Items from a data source
········

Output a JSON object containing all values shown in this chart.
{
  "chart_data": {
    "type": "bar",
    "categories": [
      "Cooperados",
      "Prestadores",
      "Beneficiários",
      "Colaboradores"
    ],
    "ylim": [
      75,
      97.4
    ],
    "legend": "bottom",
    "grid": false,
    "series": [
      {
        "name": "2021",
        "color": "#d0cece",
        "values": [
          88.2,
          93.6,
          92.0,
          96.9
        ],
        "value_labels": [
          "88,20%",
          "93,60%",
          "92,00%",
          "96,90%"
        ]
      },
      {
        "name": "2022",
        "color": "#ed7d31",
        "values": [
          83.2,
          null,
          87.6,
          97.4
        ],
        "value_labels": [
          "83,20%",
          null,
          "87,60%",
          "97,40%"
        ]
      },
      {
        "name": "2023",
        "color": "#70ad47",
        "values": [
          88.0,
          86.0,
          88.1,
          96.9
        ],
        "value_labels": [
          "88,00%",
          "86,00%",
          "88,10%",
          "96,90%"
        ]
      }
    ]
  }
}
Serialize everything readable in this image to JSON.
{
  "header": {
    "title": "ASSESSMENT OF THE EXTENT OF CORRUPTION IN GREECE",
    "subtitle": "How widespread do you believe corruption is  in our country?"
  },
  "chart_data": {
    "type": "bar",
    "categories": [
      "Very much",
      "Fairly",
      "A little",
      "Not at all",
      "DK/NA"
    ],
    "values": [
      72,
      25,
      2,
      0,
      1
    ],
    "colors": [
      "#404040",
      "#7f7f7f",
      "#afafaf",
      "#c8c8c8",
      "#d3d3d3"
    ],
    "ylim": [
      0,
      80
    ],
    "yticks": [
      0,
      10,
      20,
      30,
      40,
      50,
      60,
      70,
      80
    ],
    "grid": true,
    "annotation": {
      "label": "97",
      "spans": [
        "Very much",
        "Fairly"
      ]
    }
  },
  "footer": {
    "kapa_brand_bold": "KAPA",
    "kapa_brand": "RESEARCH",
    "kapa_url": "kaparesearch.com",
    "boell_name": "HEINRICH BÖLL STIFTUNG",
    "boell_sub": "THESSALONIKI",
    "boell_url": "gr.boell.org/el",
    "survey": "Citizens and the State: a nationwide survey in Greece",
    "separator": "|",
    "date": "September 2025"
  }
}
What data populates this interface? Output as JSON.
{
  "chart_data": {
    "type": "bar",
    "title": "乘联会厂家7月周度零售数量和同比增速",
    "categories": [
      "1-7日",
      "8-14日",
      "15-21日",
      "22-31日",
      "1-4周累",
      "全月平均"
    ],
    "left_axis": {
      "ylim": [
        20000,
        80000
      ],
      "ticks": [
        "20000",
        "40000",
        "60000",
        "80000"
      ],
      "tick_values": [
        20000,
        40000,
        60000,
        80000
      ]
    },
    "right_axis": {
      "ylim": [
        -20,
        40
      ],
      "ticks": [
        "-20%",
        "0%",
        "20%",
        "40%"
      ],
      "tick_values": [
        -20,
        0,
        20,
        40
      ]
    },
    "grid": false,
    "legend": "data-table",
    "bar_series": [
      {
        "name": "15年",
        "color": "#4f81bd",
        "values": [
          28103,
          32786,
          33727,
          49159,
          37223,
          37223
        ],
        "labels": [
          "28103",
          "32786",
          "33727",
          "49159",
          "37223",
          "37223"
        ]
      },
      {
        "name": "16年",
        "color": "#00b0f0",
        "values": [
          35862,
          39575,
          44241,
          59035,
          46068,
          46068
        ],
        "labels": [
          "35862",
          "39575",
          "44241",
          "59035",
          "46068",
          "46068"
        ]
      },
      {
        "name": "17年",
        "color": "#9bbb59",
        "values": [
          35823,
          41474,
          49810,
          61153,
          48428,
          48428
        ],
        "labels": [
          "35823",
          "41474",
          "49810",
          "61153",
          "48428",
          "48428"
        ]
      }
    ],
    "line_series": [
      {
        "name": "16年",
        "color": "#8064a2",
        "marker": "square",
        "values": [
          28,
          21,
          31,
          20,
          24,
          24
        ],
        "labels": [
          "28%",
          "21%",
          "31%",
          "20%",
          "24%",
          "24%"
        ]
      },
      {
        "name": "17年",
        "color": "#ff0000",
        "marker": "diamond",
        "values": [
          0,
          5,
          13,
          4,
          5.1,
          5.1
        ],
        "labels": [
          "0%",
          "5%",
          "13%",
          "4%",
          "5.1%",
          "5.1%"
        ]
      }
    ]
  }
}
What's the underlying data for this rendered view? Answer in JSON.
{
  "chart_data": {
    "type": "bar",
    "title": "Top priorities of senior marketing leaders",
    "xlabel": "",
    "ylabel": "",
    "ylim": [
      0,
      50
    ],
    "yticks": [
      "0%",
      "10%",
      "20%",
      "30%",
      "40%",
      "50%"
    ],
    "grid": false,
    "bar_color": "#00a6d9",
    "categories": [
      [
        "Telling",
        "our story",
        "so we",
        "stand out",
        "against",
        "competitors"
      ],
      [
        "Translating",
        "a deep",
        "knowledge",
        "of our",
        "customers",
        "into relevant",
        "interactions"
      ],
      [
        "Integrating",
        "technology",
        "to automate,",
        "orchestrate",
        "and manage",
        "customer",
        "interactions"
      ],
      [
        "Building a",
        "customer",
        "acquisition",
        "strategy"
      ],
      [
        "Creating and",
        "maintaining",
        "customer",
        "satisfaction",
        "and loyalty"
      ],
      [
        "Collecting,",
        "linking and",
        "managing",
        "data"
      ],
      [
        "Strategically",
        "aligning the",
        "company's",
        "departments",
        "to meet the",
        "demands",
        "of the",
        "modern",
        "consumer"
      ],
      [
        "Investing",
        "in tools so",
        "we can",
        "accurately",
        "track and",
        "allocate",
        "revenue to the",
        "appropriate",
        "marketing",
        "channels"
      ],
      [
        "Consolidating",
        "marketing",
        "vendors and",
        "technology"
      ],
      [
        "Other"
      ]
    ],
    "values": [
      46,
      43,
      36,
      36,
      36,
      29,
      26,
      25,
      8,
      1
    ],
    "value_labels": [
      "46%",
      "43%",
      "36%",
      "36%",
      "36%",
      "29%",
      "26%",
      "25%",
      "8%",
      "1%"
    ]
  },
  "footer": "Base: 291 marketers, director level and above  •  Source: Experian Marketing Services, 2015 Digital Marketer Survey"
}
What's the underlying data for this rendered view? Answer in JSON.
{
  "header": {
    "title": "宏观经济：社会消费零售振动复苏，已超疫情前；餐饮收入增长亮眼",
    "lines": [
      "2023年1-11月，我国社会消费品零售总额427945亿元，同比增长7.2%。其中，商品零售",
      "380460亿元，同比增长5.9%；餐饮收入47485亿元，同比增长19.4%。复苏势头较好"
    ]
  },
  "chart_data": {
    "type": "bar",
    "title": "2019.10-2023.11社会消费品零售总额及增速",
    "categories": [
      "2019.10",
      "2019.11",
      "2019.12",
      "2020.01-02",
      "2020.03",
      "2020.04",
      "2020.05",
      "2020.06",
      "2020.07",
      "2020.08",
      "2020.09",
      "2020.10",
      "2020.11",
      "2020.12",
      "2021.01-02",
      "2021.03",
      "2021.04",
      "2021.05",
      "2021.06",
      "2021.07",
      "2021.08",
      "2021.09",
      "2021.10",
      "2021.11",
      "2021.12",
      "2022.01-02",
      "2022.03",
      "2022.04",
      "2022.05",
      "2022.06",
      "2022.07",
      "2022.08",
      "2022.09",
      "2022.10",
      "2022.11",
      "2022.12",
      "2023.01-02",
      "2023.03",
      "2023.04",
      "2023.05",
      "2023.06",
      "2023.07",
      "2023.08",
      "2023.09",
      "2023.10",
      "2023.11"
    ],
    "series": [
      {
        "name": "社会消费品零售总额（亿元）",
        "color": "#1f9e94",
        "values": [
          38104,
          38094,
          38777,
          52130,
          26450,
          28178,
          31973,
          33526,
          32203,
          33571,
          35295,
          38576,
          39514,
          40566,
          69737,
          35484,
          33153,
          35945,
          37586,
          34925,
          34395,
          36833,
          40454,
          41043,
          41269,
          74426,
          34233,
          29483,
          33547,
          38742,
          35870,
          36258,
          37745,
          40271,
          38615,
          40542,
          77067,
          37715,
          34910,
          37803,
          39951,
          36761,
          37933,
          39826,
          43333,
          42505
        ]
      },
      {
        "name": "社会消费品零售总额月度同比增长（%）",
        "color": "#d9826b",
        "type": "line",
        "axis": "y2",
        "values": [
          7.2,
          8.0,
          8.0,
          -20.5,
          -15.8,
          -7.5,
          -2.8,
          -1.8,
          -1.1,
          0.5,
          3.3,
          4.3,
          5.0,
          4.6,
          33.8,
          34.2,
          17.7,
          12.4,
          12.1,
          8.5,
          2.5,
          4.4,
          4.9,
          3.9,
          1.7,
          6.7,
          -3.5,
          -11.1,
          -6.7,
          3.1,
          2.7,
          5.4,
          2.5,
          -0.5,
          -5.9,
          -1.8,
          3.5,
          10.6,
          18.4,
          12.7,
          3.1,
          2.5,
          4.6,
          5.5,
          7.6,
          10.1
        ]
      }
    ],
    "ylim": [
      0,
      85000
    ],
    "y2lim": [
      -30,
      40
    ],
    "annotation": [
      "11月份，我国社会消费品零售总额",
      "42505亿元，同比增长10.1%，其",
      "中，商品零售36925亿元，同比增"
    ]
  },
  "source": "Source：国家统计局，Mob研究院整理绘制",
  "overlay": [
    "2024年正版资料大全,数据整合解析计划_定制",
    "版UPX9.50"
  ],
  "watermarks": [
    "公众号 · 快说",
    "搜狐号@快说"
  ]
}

········

Extract every line above containing the word "this".

Output a JSON object containing all values shown in this chart.
Serialize everything readable in this image to JSON.
What data populates this interface? Output as JSON.
What's the underlying data for this rendered view? Answer in JSON.
What's the underlying data for this rendered view? Answer in JSON.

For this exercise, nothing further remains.